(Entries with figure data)
::::::::
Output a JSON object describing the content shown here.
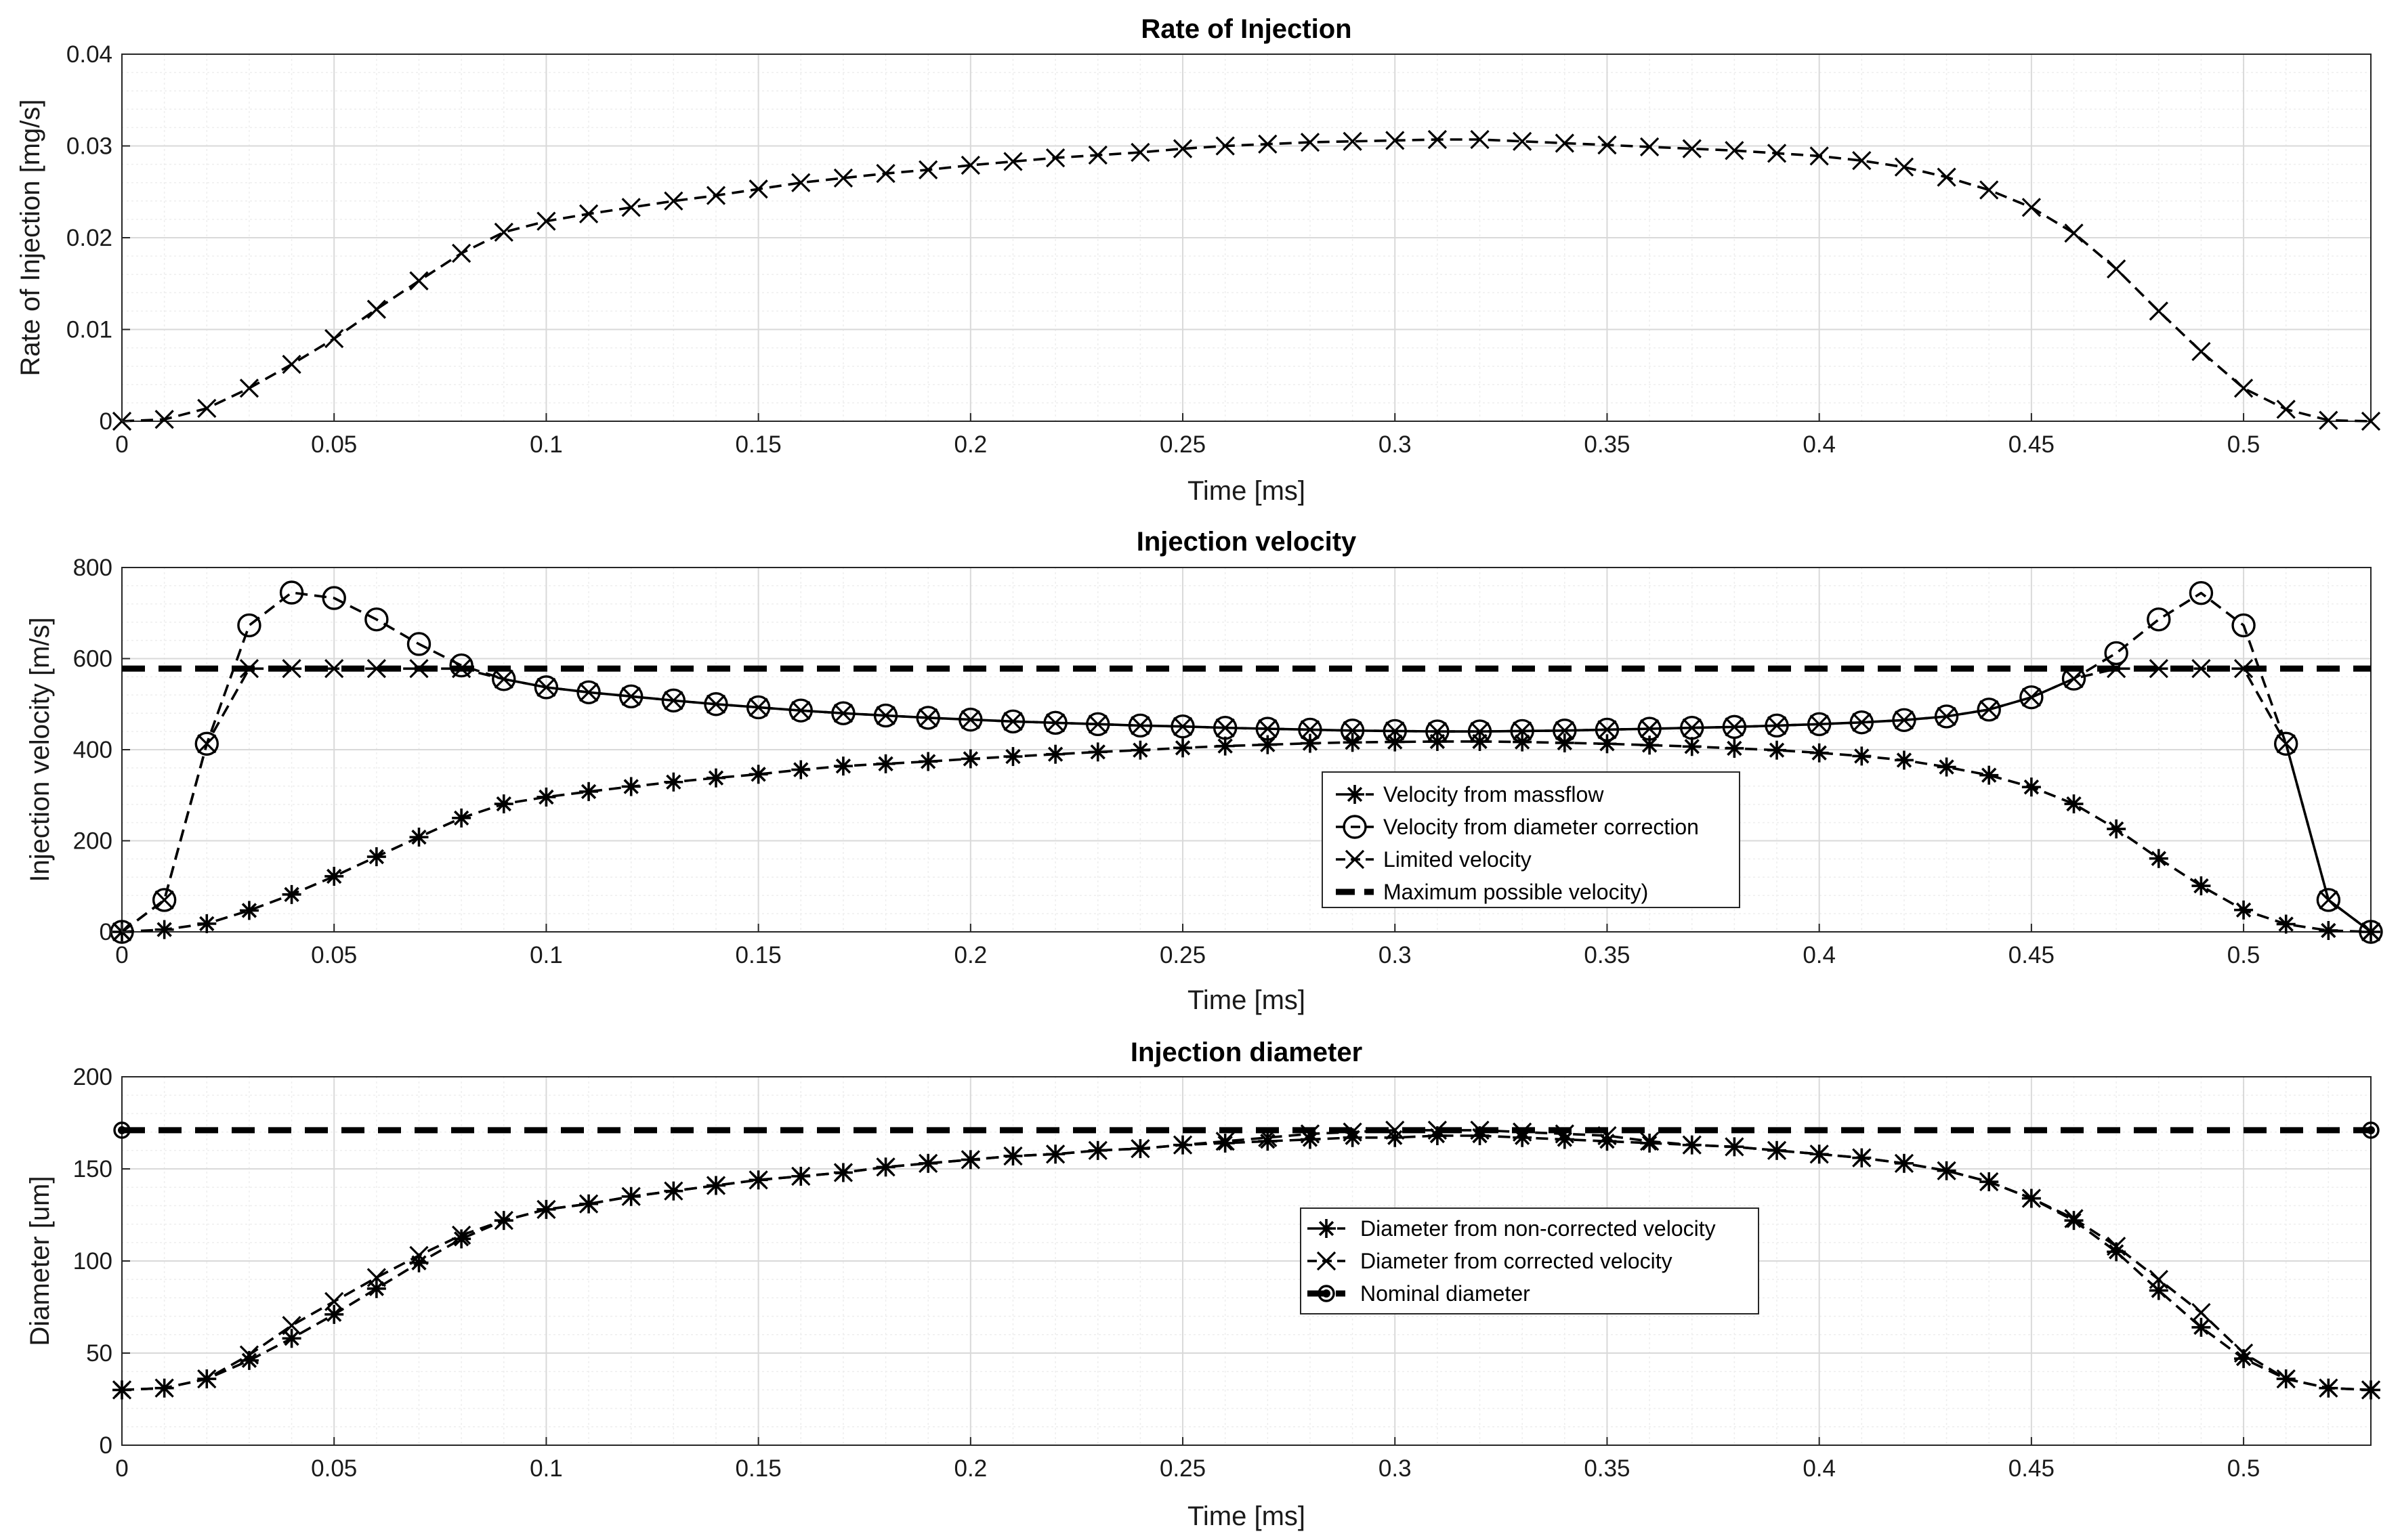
{
  "colors": {
    "line": "#000000",
    "grid_major": "#d9d9d9",
    "grid_minor": "#eeeeee",
    "axis": "#262626",
    "background": "#ffffff"
  },
  "chart_data": [
    {
      "type": "line",
      "title": "Rate of Injection",
      "xlabel": "Time [ms]",
      "ylabel": "Rate of Injection [mg/s]",
      "xlim": [
        0,
        0.53
      ],
      "ylim": [
        0,
        0.04
      ],
      "xticks": [
        0,
        0.05,
        0.1,
        0.15,
        0.2,
        0.25,
        0.3,
        0.35,
        0.4,
        0.45,
        0.5
      ],
      "xtick_labels": [
        "0",
        "0.05",
        "0.1",
        "0.15",
        "0.2",
        "0.25",
        "0.3",
        "0.35",
        "0.4",
        "0.45",
        "0.5"
      ],
      "yticks": [
        0,
        0.01,
        0.02,
        0.03,
        0.04
      ],
      "ytick_labels": [
        "0",
        "0.01",
        "0.02",
        "0.03",
        "0.04"
      ],
      "grid": true,
      "x": [
        0,
        0.01,
        0.02,
        0.03,
        0.04,
        0.05,
        0.06,
        0.07,
        0.08,
        0.09,
        0.1,
        0.11,
        0.12,
        0.13,
        0.14,
        0.15,
        0.16,
        0.17,
        0.18,
        0.19,
        0.2,
        0.21,
        0.22,
        0.23,
        0.24,
        0.25,
        0.26,
        0.27,
        0.28,
        0.29,
        0.3,
        0.31,
        0.32,
        0.33,
        0.34,
        0.35,
        0.36,
        0.37,
        0.38,
        0.39,
        0.4,
        0.41,
        0.42,
        0.43,
        0.44,
        0.45,
        0.46,
        0.47,
        0.48,
        0.49,
        0.5,
        0.51,
        0.52,
        0.53
      ],
      "series": [
        {
          "name": "Rate of Injection",
          "marker": "x",
          "dash": "dashed",
          "values": [
            0,
            0.0002,
            0.0014,
            0.0036,
            0.0062,
            0.009,
            0.0122,
            0.0153,
            0.0183,
            0.0206,
            0.0218,
            0.0226,
            0.0233,
            0.024,
            0.0246,
            0.0253,
            0.026,
            0.0265,
            0.027,
            0.0274,
            0.0279,
            0.0283,
            0.0287,
            0.029,
            0.0293,
            0.0297,
            0.03,
            0.0302,
            0.0304,
            0.0305,
            0.0306,
            0.0307,
            0.0307,
            0.0305,
            0.0303,
            0.0301,
            0.0299,
            0.0297,
            0.0295,
            0.0292,
            0.0289,
            0.0284,
            0.0277,
            0.0266,
            0.0252,
            0.0233,
            0.0205,
            0.0166,
            0.012,
            0.0076,
            0.0036,
            0.0013,
            0.0001,
            0
          ]
        }
      ]
    },
    {
      "type": "line",
      "title": "Injection velocity",
      "xlabel": "Time [ms]",
      "ylabel": "Injection velocity [m/s]",
      "xlim": [
        0,
        0.53
      ],
      "ylim": [
        0,
        800
      ],
      "xticks": [
        0,
        0.05,
        0.1,
        0.15,
        0.2,
        0.25,
        0.3,
        0.35,
        0.4,
        0.45,
        0.5
      ],
      "xtick_labels": [
        "0",
        "0.05",
        "0.1",
        "0.15",
        "0.2",
        "0.25",
        "0.3",
        "0.35",
        "0.4",
        "0.45",
        "0.5"
      ],
      "yticks": [
        0,
        200,
        400,
        600,
        800
      ],
      "ytick_labels": [
        "0",
        "200",
        "400",
        "600",
        "800"
      ],
      "grid": true,
      "legend_position": "lower-center",
      "x": [
        0,
        0.01,
        0.02,
        0.03,
        0.04,
        0.05,
        0.06,
        0.07,
        0.08,
        0.09,
        0.1,
        0.11,
        0.12,
        0.13,
        0.14,
        0.15,
        0.16,
        0.17,
        0.18,
        0.19,
        0.2,
        0.21,
        0.22,
        0.23,
        0.24,
        0.25,
        0.26,
        0.27,
        0.28,
        0.29,
        0.3,
        0.31,
        0.32,
        0.33,
        0.34,
        0.35,
        0.36,
        0.37,
        0.38,
        0.39,
        0.4,
        0.41,
        0.42,
        0.43,
        0.44,
        0.45,
        0.46,
        0.47,
        0.48,
        0.49,
        0.5,
        0.51,
        0.52,
        0.53
      ],
      "series": [
        {
          "name": "Velocity from massflow",
          "marker": "star",
          "dash": "dashed",
          "values": [
            0,
            5,
            18,
            47,
            82,
            122,
            165,
            208,
            250,
            281,
            296,
            308,
            319,
            329,
            338,
            346,
            356,
            364,
            369,
            374,
            380,
            385,
            390,
            395,
            399,
            404,
            408,
            411,
            414,
            416,
            417,
            418,
            418,
            417,
            415,
            413,
            410,
            407,
            403,
            399,
            393,
            386,
            377,
            362,
            344,
            318,
            281,
            226,
            161,
            101,
            48,
            17,
            3,
            0
          ]
        },
        {
          "name": "Velocity from diameter correction",
          "marker": "circle",
          "dash": "dashed",
          "values": [
            0,
            70,
            413,
            673,
            745,
            733,
            686,
            632,
            585,
            555,
            537,
            526,
            517,
            508,
            500,
            493,
            486,
            480,
            475,
            470,
            466,
            462,
            459,
            456,
            453,
            451,
            448,
            446,
            444,
            442,
            441,
            440,
            440,
            441,
            442,
            444,
            446,
            448,
            450,
            453,
            456,
            460,
            465,
            473,
            488,
            515,
            556,
            612,
            686,
            744,
            673,
            413,
            70,
            0
          ]
        },
        {
          "name": "Limited velocity",
          "marker": "x",
          "dash": "dashed",
          "values": [
            0,
            70,
            413,
            578,
            578,
            578,
            578,
            578,
            578,
            555,
            537,
            526,
            517,
            508,
            500,
            493,
            486,
            480,
            475,
            470,
            466,
            462,
            459,
            456,
            453,
            451,
            448,
            446,
            444,
            442,
            441,
            440,
            440,
            441,
            442,
            444,
            446,
            448,
            450,
            453,
            456,
            460,
            465,
            473,
            488,
            515,
            556,
            578,
            578,
            578,
            578,
            413,
            70,
            0
          ]
        },
        {
          "name": "Maximum possible velocity)",
          "marker": "none",
          "dash": "thick-dashed",
          "x": [
            0,
            0.53
          ],
          "values": [
            578,
            578
          ]
        }
      ]
    },
    {
      "type": "line",
      "title": "Injection diameter",
      "xlabel": "Time [ms]",
      "ylabel": "Diameter [um]",
      "xlim": [
        0,
        0.53
      ],
      "ylim": [
        0,
        200
      ],
      "xticks": [
        0,
        0.05,
        0.1,
        0.15,
        0.2,
        0.25,
        0.3,
        0.35,
        0.4,
        0.45,
        0.5
      ],
      "xtick_labels": [
        "0",
        "0.05",
        "0.1",
        "0.15",
        "0.2",
        "0.25",
        "0.3",
        "0.35",
        "0.4",
        "0.45",
        "0.5"
      ],
      "yticks": [
        0,
        50,
        100,
        150,
        200
      ],
      "ytick_labels": [
        "0",
        "50",
        "100",
        "150",
        "200"
      ],
      "grid": true,
      "legend_position": "center",
      "x": [
        0,
        0.01,
        0.02,
        0.03,
        0.04,
        0.05,
        0.06,
        0.07,
        0.08,
        0.09,
        0.1,
        0.11,
        0.12,
        0.13,
        0.14,
        0.15,
        0.16,
        0.17,
        0.18,
        0.19,
        0.2,
        0.21,
        0.22,
        0.23,
        0.24,
        0.25,
        0.26,
        0.27,
        0.28,
        0.29,
        0.3,
        0.31,
        0.32,
        0.33,
        0.34,
        0.35,
        0.36,
        0.37,
        0.38,
        0.39,
        0.4,
        0.41,
        0.42,
        0.43,
        0.44,
        0.45,
        0.46,
        0.47,
        0.48,
        0.49,
        0.5,
        0.51,
        0.52,
        0.53
      ],
      "series": [
        {
          "name": "Diameter from non-corrected velocity",
          "marker": "star",
          "dash": "dashed",
          "values": [
            30,
            31,
            36,
            46,
            58,
            71,
            85,
            99,
            112,
            122,
            128,
            131,
            135,
            138,
            141,
            144,
            146,
            148,
            151,
            153,
            155,
            157,
            158,
            160,
            161,
            163,
            164,
            165,
            166,
            167,
            167,
            168,
            168,
            167,
            166,
            165,
            164,
            163,
            162,
            160,
            158,
            156,
            153,
            149,
            143,
            134,
            122,
            105,
            84,
            64,
            47,
            36,
            31,
            30
          ]
        },
        {
          "name": "Diameter from corrected velocity",
          "marker": "x",
          "dash": "dashed",
          "values": [
            30,
            31,
            36,
            49,
            65,
            78,
            91,
            103,
            114,
            122,
            128,
            131,
            135,
            138,
            141,
            144,
            146,
            148,
            151,
            153,
            155,
            157,
            158,
            160,
            161,
            163,
            165,
            167,
            169,
            170,
            171,
            171,
            171,
            170,
            169,
            168,
            165,
            163,
            162,
            160,
            158,
            156,
            153,
            149,
            143,
            134,
            123,
            108,
            90,
            72,
            50,
            36,
            31,
            30
          ]
        },
        {
          "name": "Nominal diameter",
          "marker": "filled-circle",
          "dash": "thick-dashed",
          "x": [
            0,
            0.53
          ],
          "values": [
            171,
            171
          ]
        }
      ]
    }
  ]
}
::::::::
▶ **TASK TO CARRY OUT**:
Which lines contain "center"? Show each of them.

▶ **COMPLETED EXERCISE**:
      "legend_position": "lower-center",
      "legend_position": "center",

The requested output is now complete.